**YOUR OBJECTIVE:**
From the listing below, pull each line that includes "coordinate".

Start of EXERCISE MATERIAL

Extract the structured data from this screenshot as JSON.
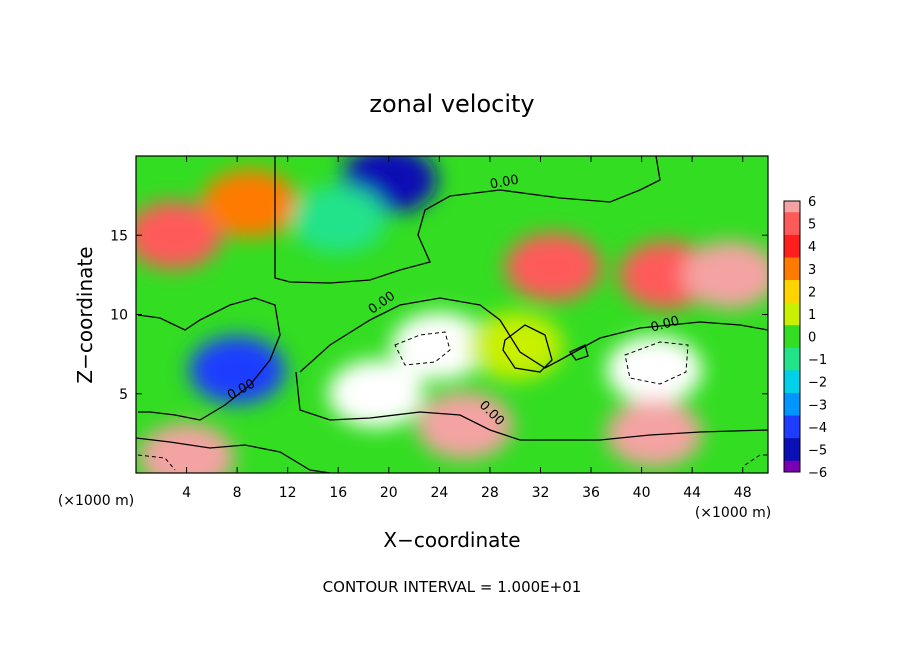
{
  "chart_data": {
    "type": "heatmap",
    "title": "zonal velocity",
    "xlabel": "X−coordinate",
    "ylabel": "Z−coordinate",
    "x_unit_label": "(×1000 m)",
    "z_unit_label": "(×1000 m)",
    "xlim": [
      0,
      50
    ],
    "ylim": [
      0,
      20
    ],
    "xticks": [
      "4",
      "8",
      "12",
      "16",
      "20",
      "24",
      "28",
      "32",
      "36",
      "40",
      "44",
      "48"
    ],
    "xtick_values": [
      4,
      8,
      12,
      16,
      20,
      24,
      28,
      32,
      36,
      40,
      44,
      48
    ],
    "yticks": [
      "5",
      "10",
      "15"
    ],
    "ytick_values": [
      5,
      10,
      15
    ],
    "colorbar": {
      "labels": [
        "6",
        "5",
        "4",
        "3",
        "2",
        "1",
        "0",
        "−1",
        "−2",
        "−3",
        "−4",
        "−5",
        "−6"
      ],
      "values": [
        6,
        5,
        4,
        3,
        2,
        1,
        0,
        -1,
        -2,
        -3,
        -4,
        -5,
        -6
      ],
      "colors": [
        "#f4a3a3",
        "#ff5a5a",
        "#ff1f1f",
        "#ff7a00",
        "#ffd400",
        "#c8f000",
        "#33dd22",
        "#22e38a",
        "#00d0e8",
        "#0096ff",
        "#1f3dff",
        "#0a10b4",
        "#7a00b4"
      ]
    },
    "contour_labels": [
      "0.00",
      "0.00",
      "0.00",
      "0.00",
      "0.00"
    ],
    "contour_interval_text": "CONTOUR INTERVAL = 1.000E+01",
    "features": [
      {
        "x": 3,
        "z": 15,
        "u": 4.5
      },
      {
        "x": 9,
        "z": 17,
        "u": 2.5
      },
      {
        "x": 20,
        "z": 18.5,
        "u": -5.5
      },
      {
        "x": 16,
        "z": 16,
        "u": -1.5
      },
      {
        "x": 24,
        "z": 8,
        "u": -7
      },
      {
        "x": 19,
        "z": 5,
        "u": -7
      },
      {
        "x": 41,
        "z": 6.5,
        "u": -7
      },
      {
        "x": 8,
        "z": 6.5,
        "u": -4.5
      },
      {
        "x": 42,
        "z": 12.5,
        "u": 5
      },
      {
        "x": 47,
        "z": 12.5,
        "u": 6
      },
      {
        "x": 33,
        "z": 13,
        "u": 5
      },
      {
        "x": 26,
        "z": 3,
        "u": 6
      },
      {
        "x": 4,
        "z": 1,
        "u": 6
      },
      {
        "x": 41,
        "z": 2.5,
        "u": 6
      },
      {
        "x": 30,
        "z": 8,
        "u": 1
      }
    ]
  }
}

End of EXERCISE MATERIAL

**CORRECT OUTPUT:**
    "xlabel": "X−coordinate",
    "ylabel": "Z−coordinate",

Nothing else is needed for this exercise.